**TO BE DONE**
Restate the listing that follows word for word, without its pictures.

**DATA LINES**
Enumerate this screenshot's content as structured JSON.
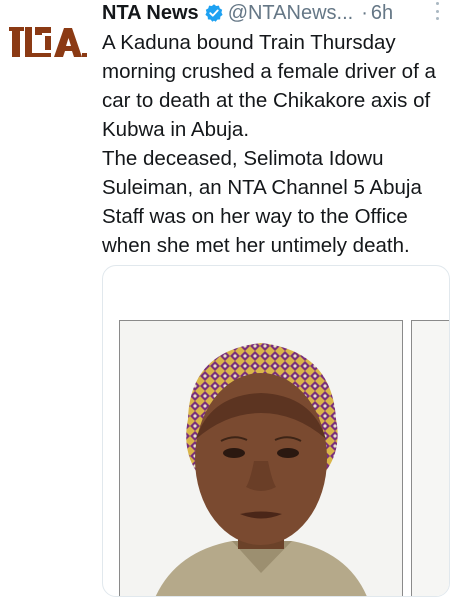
{
  "account": {
    "logo_text": "NTA",
    "name": "NTA News",
    "handle": "@NTANews...",
    "separator": "·",
    "time": "6h",
    "verified_color": "#1da1f2"
  },
  "tweet": {
    "paragraph1": "A Kaduna bound Train Thursday morning crushed a female driver of a car to death at the Chikakore axis of Kubwa in Abuja.",
    "paragraph2": "The deceased, Selimota Idowu Suleiman, an NTA Channel 5 Abuja Staff was on her way to the Office when she met her untimely death."
  },
  "icons": {
    "verified": "verified-badge-icon",
    "more": "more-vertical-icon"
  },
  "colors": {
    "logo": "#8b3a14",
    "text": "#14171a",
    "muted": "#657786",
    "card_border": "#e1e8ed"
  }
}
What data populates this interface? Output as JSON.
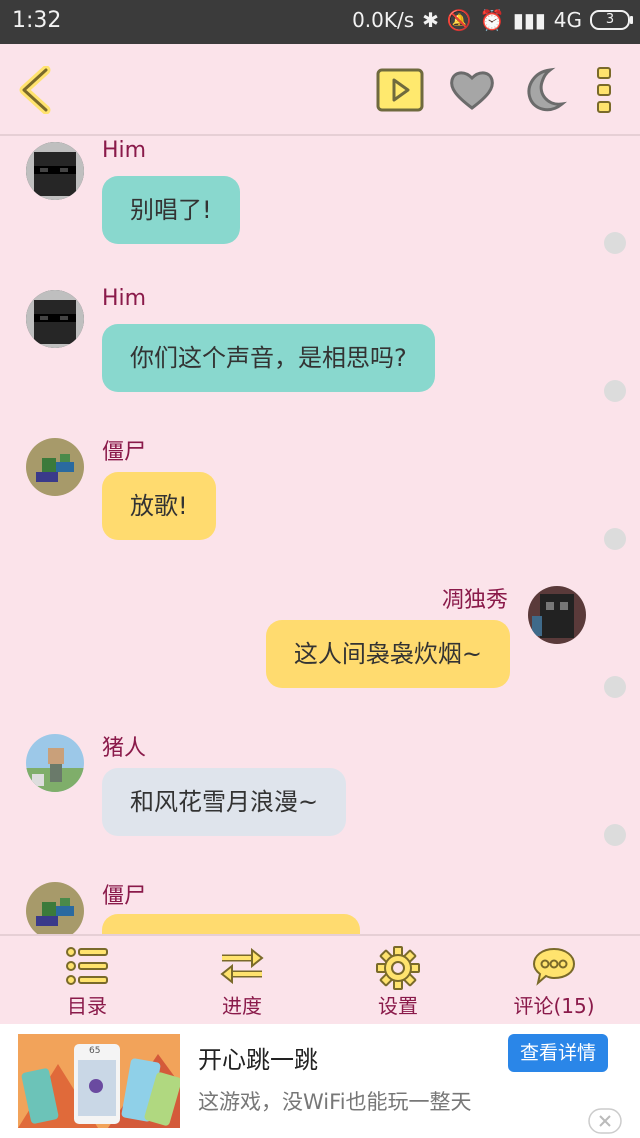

**THE COMPLETED TASK**
Enumerate this screenshot's content as structured JSON.
{
  "account": {
    "logo_text": "NTA",
    "name": "NTA News",
    "handle": "@NTANews...",
    "separator": "·",
    "time": "6h",
    "verified_color": "#1da1f2"
  },
  "tweet": {
    "paragraph1": "A Kaduna bound Train Thursday morning crushed a female driver of a car to death at the Chikakore axis of Kubwa in Abuja.",
    "paragraph2": "The deceased, Selimota Idowu Suleiman, an NTA Channel 5 Abuja Staff was on her way to the Office when she met her untimely death."
  },
  "icons": {
    "verified": "verified-badge-icon",
    "more": "more-vertical-icon"
  },
  "colors": {
    "logo": "#8b3a14",
    "text": "#14171a",
    "muted": "#657786",
    "card_border": "#e1e8ed"
  }
}
What data populates this interface? Output as JSON.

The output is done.